TASK DIRECTIONS =>
Find each line with "novel" and copy it.

-- begin --

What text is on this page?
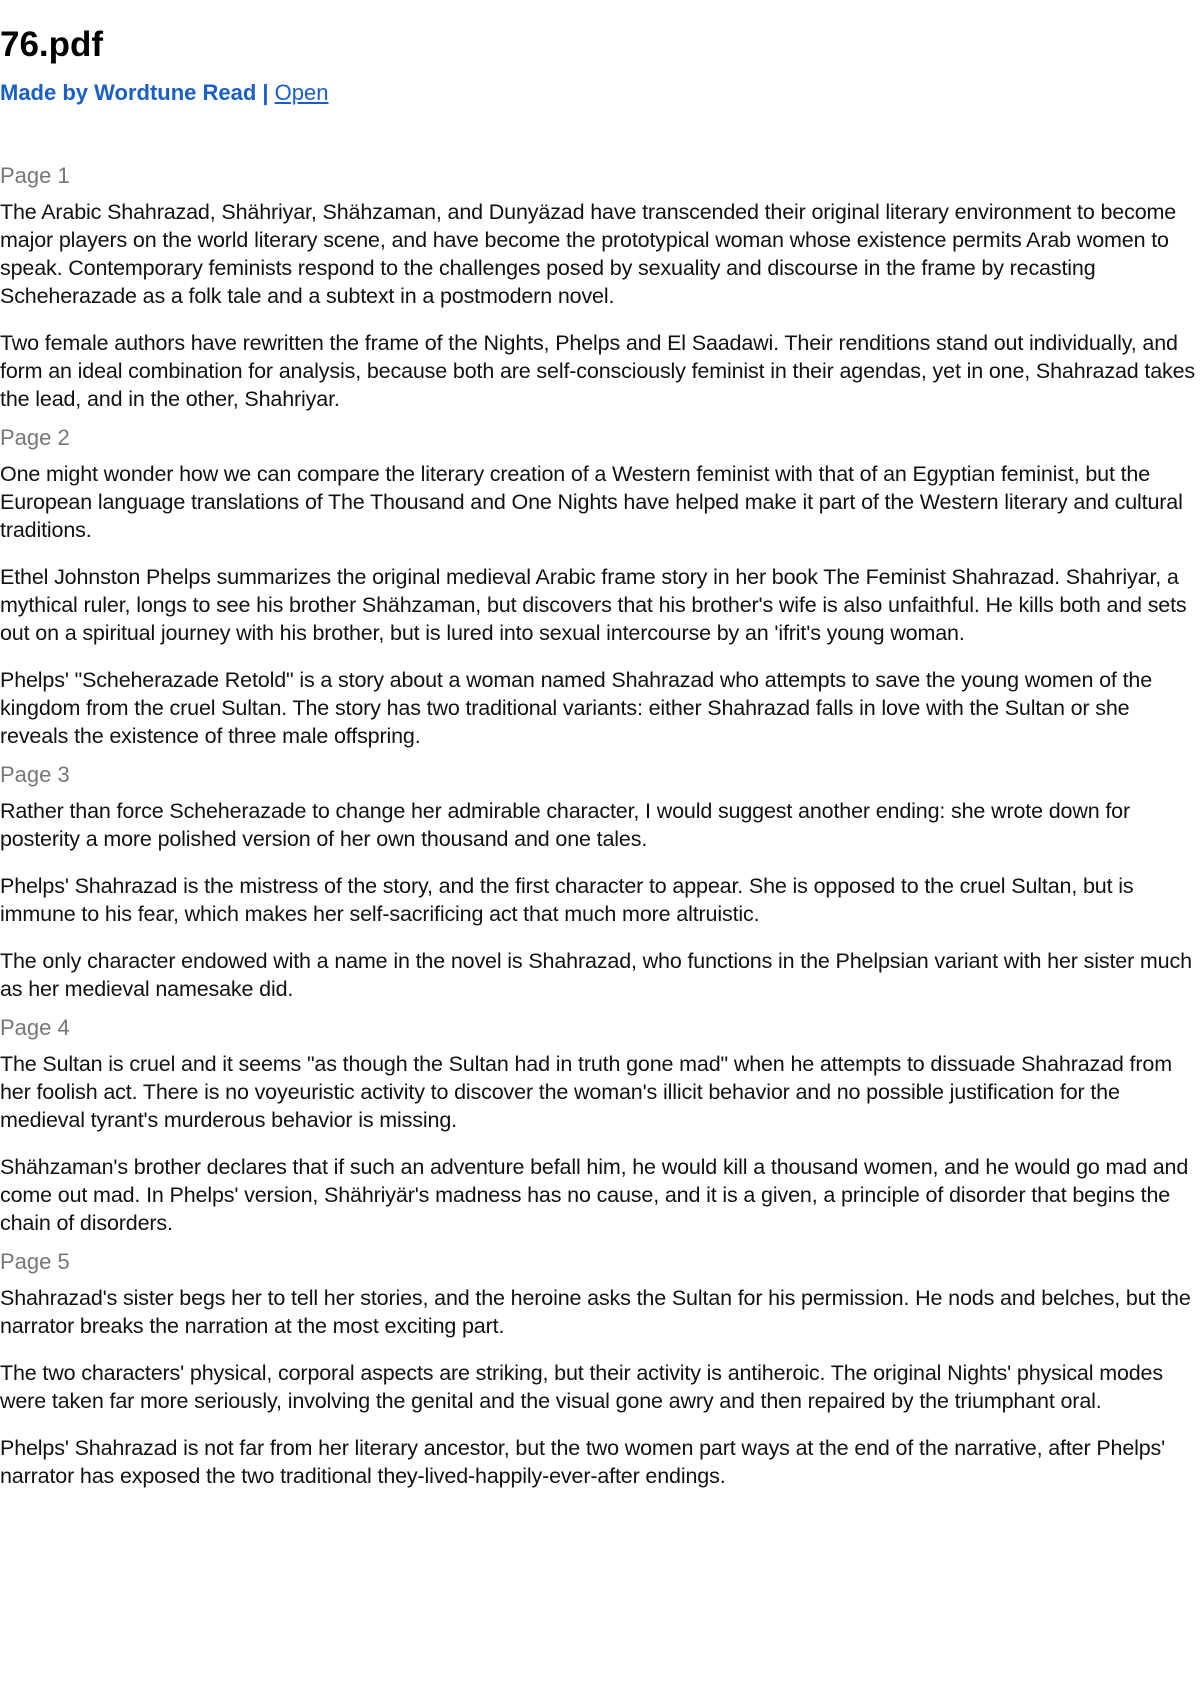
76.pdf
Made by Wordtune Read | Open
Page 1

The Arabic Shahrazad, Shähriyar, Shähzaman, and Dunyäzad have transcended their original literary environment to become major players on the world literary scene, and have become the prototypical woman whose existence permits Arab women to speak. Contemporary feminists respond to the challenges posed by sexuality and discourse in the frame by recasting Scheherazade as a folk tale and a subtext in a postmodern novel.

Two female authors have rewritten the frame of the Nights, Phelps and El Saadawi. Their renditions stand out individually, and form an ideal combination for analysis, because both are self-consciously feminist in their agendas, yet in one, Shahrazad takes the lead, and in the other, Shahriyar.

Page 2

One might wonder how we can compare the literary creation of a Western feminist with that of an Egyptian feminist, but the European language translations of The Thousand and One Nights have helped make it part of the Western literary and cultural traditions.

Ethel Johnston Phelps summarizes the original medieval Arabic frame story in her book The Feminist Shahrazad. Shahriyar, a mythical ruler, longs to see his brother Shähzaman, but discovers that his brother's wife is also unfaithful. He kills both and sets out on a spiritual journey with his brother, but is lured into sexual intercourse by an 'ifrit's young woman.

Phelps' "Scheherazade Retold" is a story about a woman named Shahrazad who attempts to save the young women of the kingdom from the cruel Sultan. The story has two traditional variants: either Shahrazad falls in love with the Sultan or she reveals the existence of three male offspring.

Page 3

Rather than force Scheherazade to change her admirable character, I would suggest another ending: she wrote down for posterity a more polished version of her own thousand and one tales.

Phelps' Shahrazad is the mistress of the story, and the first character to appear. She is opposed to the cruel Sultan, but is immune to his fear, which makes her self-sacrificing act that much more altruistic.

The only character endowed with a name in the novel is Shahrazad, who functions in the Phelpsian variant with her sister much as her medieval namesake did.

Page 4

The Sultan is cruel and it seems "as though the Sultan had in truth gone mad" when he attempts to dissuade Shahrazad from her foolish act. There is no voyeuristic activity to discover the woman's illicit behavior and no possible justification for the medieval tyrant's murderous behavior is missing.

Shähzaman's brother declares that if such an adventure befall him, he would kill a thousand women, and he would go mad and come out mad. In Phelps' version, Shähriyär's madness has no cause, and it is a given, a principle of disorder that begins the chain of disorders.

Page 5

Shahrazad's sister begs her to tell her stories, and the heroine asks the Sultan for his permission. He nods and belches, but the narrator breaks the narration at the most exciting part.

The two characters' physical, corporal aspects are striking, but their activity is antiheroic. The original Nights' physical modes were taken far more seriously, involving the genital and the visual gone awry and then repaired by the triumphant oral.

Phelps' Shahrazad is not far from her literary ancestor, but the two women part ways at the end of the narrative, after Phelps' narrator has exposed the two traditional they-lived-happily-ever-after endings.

-- end --

TASK RESULT =>
The Arabic Shahrazad, Shähriyar, Shähzaman, and Dunyäzad have transcended their original literary environment to become major players on the world literary scene, and have become the prototypical woman whose existence permits Arab women to speak. Contemporary feminists respond to the challenges posed by sexuality and discourse in the frame by recasting Scheherazade as a folk tale and a subtext in a postmodern novel.
The only character endowed with a name in the novel is Shahrazad, who functions in the Phelpsian variant with her sister much as her medieval namesake did.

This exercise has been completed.